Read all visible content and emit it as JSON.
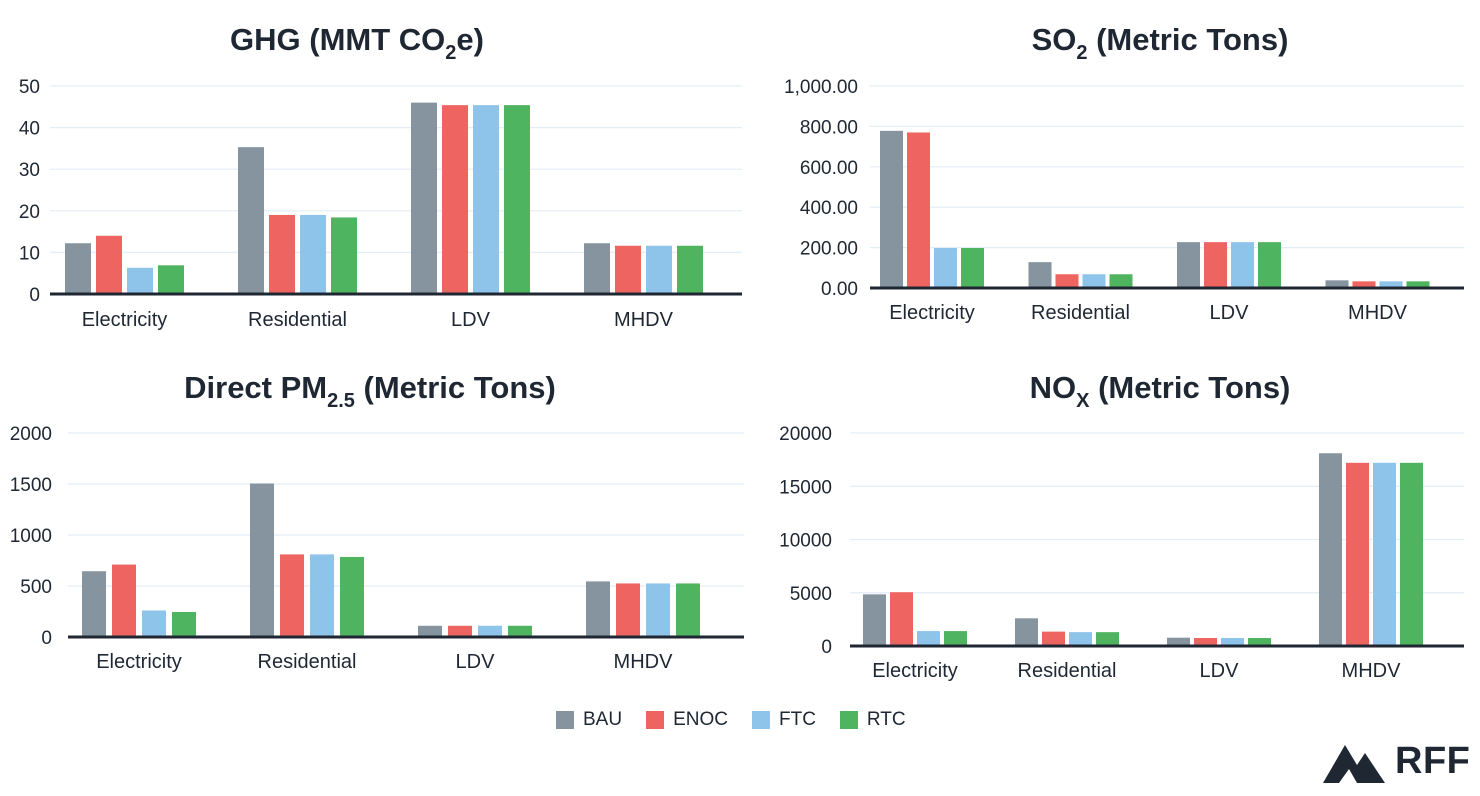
{
  "categories": [
    "Electricity",
    "Residential",
    "LDV",
    "MHDV"
  ],
  "legend": [
    {
      "name": "BAU",
      "color": "#86949f"
    },
    {
      "name": "ENOC",
      "color": "#ee6461"
    },
    {
      "name": "FTC",
      "color": "#8ec3ea"
    },
    {
      "name": "RTC",
      "color": "#4eb45f"
    }
  ],
  "brand": {
    "name": "RFF",
    "icon": "mountain-logo-icon"
  },
  "chart_data": [
    {
      "type": "bar",
      "title_main": "GHG (MMT CO",
      "title_sub": "2",
      "title_tail": "e)",
      "categories": [
        "Electricity",
        "Residential",
        "LDV",
        "MHDV"
      ],
      "ylim": [
        0,
        50
      ],
      "yticks": [
        0,
        10,
        20,
        30,
        40,
        50
      ],
      "ytick_labels": [
        "0",
        "10",
        "20",
        "30",
        "40",
        "50"
      ],
      "grid": true,
      "series": [
        {
          "name": "BAU",
          "values": [
            12.2,
            35.3,
            46.0,
            12.2
          ]
        },
        {
          "name": "ENOC",
          "values": [
            14.0,
            19.0,
            45.4,
            11.6
          ]
        },
        {
          "name": "FTC",
          "values": [
            6.3,
            19.0,
            45.4,
            11.6
          ]
        },
        {
          "name": "RTC",
          "values": [
            6.9,
            18.4,
            45.4,
            11.6
          ]
        }
      ]
    },
    {
      "type": "bar",
      "title_main": "SO",
      "title_sub": "2",
      "title_tail": " (Metric Tons)",
      "categories": [
        "Electricity",
        "Residential",
        "LDV",
        "MHDV"
      ],
      "ylim": [
        0,
        1000
      ],
      "yticks": [
        0,
        200,
        400,
        600,
        800,
        1000
      ],
      "ytick_labels": [
        "0.00",
        "200.00",
        "400.00",
        "600.00",
        "800.00",
        "1,000.00"
      ],
      "grid": true,
      "series": [
        {
          "name": "BAU",
          "values": [
            778,
            128,
            227,
            38
          ]
        },
        {
          "name": "ENOC",
          "values": [
            770,
            68,
            227,
            33
          ]
        },
        {
          "name": "FTC",
          "values": [
            198,
            68,
            227,
            33
          ]
        },
        {
          "name": "RTC",
          "values": [
            198,
            68,
            227,
            33
          ]
        }
      ]
    },
    {
      "type": "bar",
      "title_main": "Direct PM",
      "title_sub": "2.5",
      "title_tail": " (Metric Tons)",
      "categories": [
        "Electricity",
        "Residential",
        "LDV",
        "MHDV"
      ],
      "ylim": [
        0,
        2000
      ],
      "yticks": [
        0,
        500,
        1000,
        1500,
        2000
      ],
      "ytick_labels": [
        "0",
        "500",
        "1000",
        "1500",
        "2000"
      ],
      "grid": true,
      "series": [
        {
          "name": "BAU",
          "values": [
            645,
            1505,
            110,
            545
          ]
        },
        {
          "name": "ENOC",
          "values": [
            710,
            810,
            110,
            525
          ]
        },
        {
          "name": "FTC",
          "values": [
            260,
            810,
            110,
            525
          ]
        },
        {
          "name": "RTC",
          "values": [
            245,
            785,
            110,
            525
          ]
        }
      ]
    },
    {
      "type": "bar",
      "title_main": "NO",
      "title_sub": "X",
      "title_tail": " (Metric Tons)",
      "categories": [
        "Electricity",
        "Residential",
        "LDV",
        "MHDV"
      ],
      "ylim": [
        0,
        20000
      ],
      "yticks": [
        0,
        5000,
        10000,
        15000,
        20000
      ],
      "ytick_labels": [
        "0",
        "5000",
        "10000",
        "15000",
        "20000"
      ],
      "grid": true,
      "series": [
        {
          "name": "BAU",
          "values": [
            4850,
            2600,
            780,
            18100
          ]
        },
        {
          "name": "ENOC",
          "values": [
            5050,
            1350,
            750,
            17200
          ]
        },
        {
          "name": "FTC",
          "values": [
            1400,
            1300,
            750,
            17200
          ]
        },
        {
          "name": "RTC",
          "values": [
            1400,
            1300,
            750,
            17200
          ]
        }
      ]
    }
  ]
}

* _Problem statement_: Every record above should be written out again exactly; the pictures stay out of the copy.

* _Answer_:
Read all visible content and emit it as JSON.
{
  "categories": [
    "Electricity",
    "Residential",
    "LDV",
    "MHDV"
  ],
  "legend": [
    {
      "name": "BAU",
      "color": "#86949f"
    },
    {
      "name": "ENOC",
      "color": "#ee6461"
    },
    {
      "name": "FTC",
      "color": "#8ec3ea"
    },
    {
      "name": "RTC",
      "color": "#4eb45f"
    }
  ],
  "brand": {
    "name": "RFF",
    "icon": "mountain-logo-icon"
  },
  "chart_data": [
    {
      "type": "bar",
      "title_main": "GHG (MMT CO",
      "title_sub": "2",
      "title_tail": "e)",
      "categories": [
        "Electricity",
        "Residential",
        "LDV",
        "MHDV"
      ],
      "ylim": [
        0,
        50
      ],
      "yticks": [
        0,
        10,
        20,
        30,
        40,
        50
      ],
      "ytick_labels": [
        "0",
        "10",
        "20",
        "30",
        "40",
        "50"
      ],
      "grid": true,
      "series": [
        {
          "name": "BAU",
          "values": [
            12.2,
            35.3,
            46.0,
            12.2
          ]
        },
        {
          "name": "ENOC",
          "values": [
            14.0,
            19.0,
            45.4,
            11.6
          ]
        },
        {
          "name": "FTC",
          "values": [
            6.3,
            19.0,
            45.4,
            11.6
          ]
        },
        {
          "name": "RTC",
          "values": [
            6.9,
            18.4,
            45.4,
            11.6
          ]
        }
      ]
    },
    {
      "type": "bar",
      "title_main": "SO",
      "title_sub": "2",
      "title_tail": " (Metric Tons)",
      "categories": [
        "Electricity",
        "Residential",
        "LDV",
        "MHDV"
      ],
      "ylim": [
        0,
        1000
      ],
      "yticks": [
        0,
        200,
        400,
        600,
        800,
        1000
      ],
      "ytick_labels": [
        "0.00",
        "200.00",
        "400.00",
        "600.00",
        "800.00",
        "1,000.00"
      ],
      "grid": true,
      "series": [
        {
          "name": "BAU",
          "values": [
            778,
            128,
            227,
            38
          ]
        },
        {
          "name": "ENOC",
          "values": [
            770,
            68,
            227,
            33
          ]
        },
        {
          "name": "FTC",
          "values": [
            198,
            68,
            227,
            33
          ]
        },
        {
          "name": "RTC",
          "values": [
            198,
            68,
            227,
            33
          ]
        }
      ]
    },
    {
      "type": "bar",
      "title_main": "Direct PM",
      "title_sub": "2.5",
      "title_tail": " (Metric Tons)",
      "categories": [
        "Electricity",
        "Residential",
        "LDV",
        "MHDV"
      ],
      "ylim": [
        0,
        2000
      ],
      "yticks": [
        0,
        500,
        1000,
        1500,
        2000
      ],
      "ytick_labels": [
        "0",
        "500",
        "1000",
        "1500",
        "2000"
      ],
      "grid": true,
      "series": [
        {
          "name": "BAU",
          "values": [
            645,
            1505,
            110,
            545
          ]
        },
        {
          "name": "ENOC",
          "values": [
            710,
            810,
            110,
            525
          ]
        },
        {
          "name": "FTC",
          "values": [
            260,
            810,
            110,
            525
          ]
        },
        {
          "name": "RTC",
          "values": [
            245,
            785,
            110,
            525
          ]
        }
      ]
    },
    {
      "type": "bar",
      "title_main": "NO",
      "title_sub": "X",
      "title_tail": " (Metric Tons)",
      "categories": [
        "Electricity",
        "Residential",
        "LDV",
        "MHDV"
      ],
      "ylim": [
        0,
        20000
      ],
      "yticks": [
        0,
        5000,
        10000,
        15000,
        20000
      ],
      "ytick_labels": [
        "0",
        "5000",
        "10000",
        "15000",
        "20000"
      ],
      "grid": true,
      "series": [
        {
          "name": "BAU",
          "values": [
            4850,
            2600,
            780,
            18100
          ]
        },
        {
          "name": "ENOC",
          "values": [
            5050,
            1350,
            750,
            17200
          ]
        },
        {
          "name": "FTC",
          "values": [
            1400,
            1300,
            750,
            17200
          ]
        },
        {
          "name": "RTC",
          "values": [
            1400,
            1300,
            750,
            17200
          ]
        }
      ]
    }
  ]
}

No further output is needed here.